Rewrite the lines below, changing every "interactable" to "clickable" and leaving everything else untouched.
:: Input for this task ::
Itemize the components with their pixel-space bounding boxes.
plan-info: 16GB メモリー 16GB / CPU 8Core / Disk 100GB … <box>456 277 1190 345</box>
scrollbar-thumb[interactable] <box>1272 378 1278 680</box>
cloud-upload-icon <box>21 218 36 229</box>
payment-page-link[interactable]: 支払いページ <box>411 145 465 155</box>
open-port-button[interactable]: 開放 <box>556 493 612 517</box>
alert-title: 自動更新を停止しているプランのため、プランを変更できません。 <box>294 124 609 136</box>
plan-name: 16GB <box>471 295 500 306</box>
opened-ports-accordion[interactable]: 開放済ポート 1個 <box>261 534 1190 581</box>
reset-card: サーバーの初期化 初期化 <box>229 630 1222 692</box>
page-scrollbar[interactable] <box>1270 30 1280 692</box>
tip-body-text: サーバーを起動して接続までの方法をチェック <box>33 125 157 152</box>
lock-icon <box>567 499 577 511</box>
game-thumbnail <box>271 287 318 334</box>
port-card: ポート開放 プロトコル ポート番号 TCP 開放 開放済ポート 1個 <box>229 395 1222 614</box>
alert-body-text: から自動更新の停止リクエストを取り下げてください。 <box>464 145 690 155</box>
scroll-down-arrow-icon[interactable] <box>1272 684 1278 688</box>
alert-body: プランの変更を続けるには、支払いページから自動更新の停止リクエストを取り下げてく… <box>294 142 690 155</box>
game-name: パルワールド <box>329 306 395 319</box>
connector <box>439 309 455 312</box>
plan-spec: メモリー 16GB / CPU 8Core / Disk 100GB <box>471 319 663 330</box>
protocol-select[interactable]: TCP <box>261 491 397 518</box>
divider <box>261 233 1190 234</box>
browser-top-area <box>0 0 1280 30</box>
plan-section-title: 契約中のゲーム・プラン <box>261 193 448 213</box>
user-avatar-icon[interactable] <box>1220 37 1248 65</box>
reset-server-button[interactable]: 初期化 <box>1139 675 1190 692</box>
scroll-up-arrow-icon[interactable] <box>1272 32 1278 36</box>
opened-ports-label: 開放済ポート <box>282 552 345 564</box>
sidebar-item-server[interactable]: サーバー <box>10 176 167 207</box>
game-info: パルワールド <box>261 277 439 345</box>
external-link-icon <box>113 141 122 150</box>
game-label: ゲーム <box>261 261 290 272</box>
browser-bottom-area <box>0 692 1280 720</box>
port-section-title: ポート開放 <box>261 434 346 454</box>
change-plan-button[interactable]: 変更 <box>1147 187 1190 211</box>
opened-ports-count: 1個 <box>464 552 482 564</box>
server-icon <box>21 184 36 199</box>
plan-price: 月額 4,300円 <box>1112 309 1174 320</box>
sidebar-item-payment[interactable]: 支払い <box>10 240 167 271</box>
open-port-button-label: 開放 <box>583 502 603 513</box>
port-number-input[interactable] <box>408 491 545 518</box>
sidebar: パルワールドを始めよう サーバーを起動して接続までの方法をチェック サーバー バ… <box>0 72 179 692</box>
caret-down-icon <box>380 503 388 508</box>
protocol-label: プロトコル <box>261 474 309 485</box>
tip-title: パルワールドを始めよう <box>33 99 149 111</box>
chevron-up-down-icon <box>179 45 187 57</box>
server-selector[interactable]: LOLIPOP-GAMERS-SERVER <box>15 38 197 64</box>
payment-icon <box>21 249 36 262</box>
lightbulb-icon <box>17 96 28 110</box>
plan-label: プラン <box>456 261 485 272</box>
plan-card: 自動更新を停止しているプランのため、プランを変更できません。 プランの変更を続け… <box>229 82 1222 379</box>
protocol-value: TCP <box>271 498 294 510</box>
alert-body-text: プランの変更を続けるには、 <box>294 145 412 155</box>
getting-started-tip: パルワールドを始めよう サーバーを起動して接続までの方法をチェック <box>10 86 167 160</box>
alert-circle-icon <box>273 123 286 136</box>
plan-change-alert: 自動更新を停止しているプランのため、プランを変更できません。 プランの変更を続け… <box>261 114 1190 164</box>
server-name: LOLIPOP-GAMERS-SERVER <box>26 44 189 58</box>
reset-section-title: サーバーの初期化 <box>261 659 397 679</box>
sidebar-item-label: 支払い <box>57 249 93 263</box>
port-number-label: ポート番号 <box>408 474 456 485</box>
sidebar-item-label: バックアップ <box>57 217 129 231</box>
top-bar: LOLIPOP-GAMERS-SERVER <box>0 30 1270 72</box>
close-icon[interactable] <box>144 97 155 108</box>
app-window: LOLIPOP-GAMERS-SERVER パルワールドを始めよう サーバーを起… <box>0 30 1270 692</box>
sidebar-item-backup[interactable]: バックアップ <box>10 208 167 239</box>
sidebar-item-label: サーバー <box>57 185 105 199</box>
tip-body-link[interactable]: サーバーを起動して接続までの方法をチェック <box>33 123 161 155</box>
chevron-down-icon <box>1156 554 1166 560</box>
:::
Answer to this problem>
Itemize the components with their pixel-space bounding boxes.
plan-info: 16GB メモリー 16GB / CPU 8Core / Disk 100GB … <box>456 277 1190 345</box>
scrollbar-thumb[clickable] <box>1272 378 1278 680</box>
cloud-upload-icon <box>21 218 36 229</box>
payment-page-link[clickable]: 支払いページ <box>411 145 465 155</box>
open-port-button[clickable]: 開放 <box>556 493 612 517</box>
alert-title: 自動更新を停止しているプランのため、プランを変更できません。 <box>294 124 609 136</box>
plan-name: 16GB <box>471 295 500 306</box>
opened-ports-accordion[clickable]: 開放済ポート 1個 <box>261 534 1190 581</box>
reset-card: サーバーの初期化 初期化 <box>229 630 1222 692</box>
page-scrollbar[clickable] <box>1270 30 1280 692</box>
tip-body-text: サーバーを起動して接続までの方法をチェック <box>33 125 157 152</box>
lock-icon <box>567 499 577 511</box>
game-thumbnail <box>271 287 318 334</box>
port-card: ポート開放 プロトコル ポート番号 TCP 開放 開放済ポート 1個 <box>229 395 1222 614</box>
alert-body-text: から自動更新の停止リクエストを取り下げてください。 <box>464 145 690 155</box>
scroll-down-arrow-icon[clickable] <box>1272 684 1278 688</box>
alert-body: プランの変更を続けるには、支払いページから自動更新の停止リクエストを取り下げてく… <box>294 142 690 155</box>
game-name: パルワールド <box>329 306 395 319</box>
connector <box>439 309 455 312</box>
plan-spec: メモリー 16GB / CPU 8Core / Disk 100GB <box>471 319 663 330</box>
protocol-select[clickable]: TCP <box>261 491 397 518</box>
divider <box>261 233 1190 234</box>
browser-top-area <box>0 0 1280 30</box>
plan-section-title: 契約中のゲーム・プラン <box>261 193 448 213</box>
user-avatar-icon[clickable] <box>1220 37 1248 65</box>
reset-server-button[clickable]: 初期化 <box>1139 675 1190 692</box>
scroll-up-arrow-icon[clickable] <box>1272 32 1278 36</box>
opened-ports-label: 開放済ポート <box>282 552 345 564</box>
sidebar-item-server[clickable]: サーバー <box>10 176 167 207</box>
game-info: パルワールド <box>261 277 439 345</box>
external-link-icon <box>113 141 122 150</box>
game-label: ゲーム <box>261 261 290 272</box>
browser-bottom-area <box>0 692 1280 720</box>
port-section-title: ポート開放 <box>261 434 346 454</box>
change-plan-button[clickable]: 変更 <box>1147 187 1190 211</box>
opened-ports-count: 1個 <box>464 552 482 564</box>
server-icon <box>21 184 36 199</box>
plan-price: 月額 4,300円 <box>1112 309 1174 320</box>
sidebar-item-payment[clickable]: 支払い <box>10 240 167 271</box>
open-port-button-label: 開放 <box>583 502 603 513</box>
port-number-input[clickable] <box>408 491 545 518</box>
sidebar: パルワールドを始めよう サーバーを起動して接続までの方法をチェック サーバー バ… <box>0 72 179 692</box>
caret-down-icon <box>380 503 388 508</box>
protocol-label: プロトコル <box>261 474 309 485</box>
tip-title: パルワールドを始めよう <box>33 99 149 111</box>
chevron-up-down-icon <box>179 45 187 57</box>
server-selector[clickable]: LOLIPOP-GAMERS-SERVER <box>15 38 197 64</box>
payment-icon <box>21 249 36 262</box>
lightbulb-icon <box>17 96 28 110</box>
plan-label: プラン <box>456 261 485 272</box>
plan-card: 自動更新を停止しているプランのため、プランを変更できません。 プランの変更を続け… <box>229 82 1222 379</box>
protocol-value: TCP <box>271 498 294 510</box>
alert-body-text: プランの変更を続けるには、 <box>294 145 412 155</box>
getting-started-tip: パルワールドを始めよう サーバーを起動して接続までの方法をチェック <box>10 86 167 160</box>
alert-circle-icon <box>273 123 286 136</box>
plan-change-alert: 自動更新を停止しているプランのため、プランを変更できません。 プランの変更を続け… <box>261 114 1190 164</box>
server-name: LOLIPOP-GAMERS-SERVER <box>26 44 189 58</box>
reset-section-title: サーバーの初期化 <box>261 659 397 679</box>
sidebar-item-label: 支払い <box>57 249 93 263</box>
port-number-label: ポート番号 <box>408 474 456 485</box>
sidebar-item-label: バックアップ <box>57 217 129 231</box>
top-bar: LOLIPOP-GAMERS-SERVER <box>0 30 1270 72</box>
close-icon[clickable] <box>144 97 155 108</box>
app-window: LOLIPOP-GAMERS-SERVER パルワールドを始めよう サーバーを起… <box>0 30 1270 692</box>
sidebar-item-backup[clickable]: バックアップ <box>10 208 167 239</box>
sidebar-item-label: サーバー <box>57 185 105 199</box>
tip-body-link[clickable]: サーバーを起動して接続までの方法をチェック <box>33 123 161 155</box>
chevron-down-icon <box>1156 554 1166 560</box>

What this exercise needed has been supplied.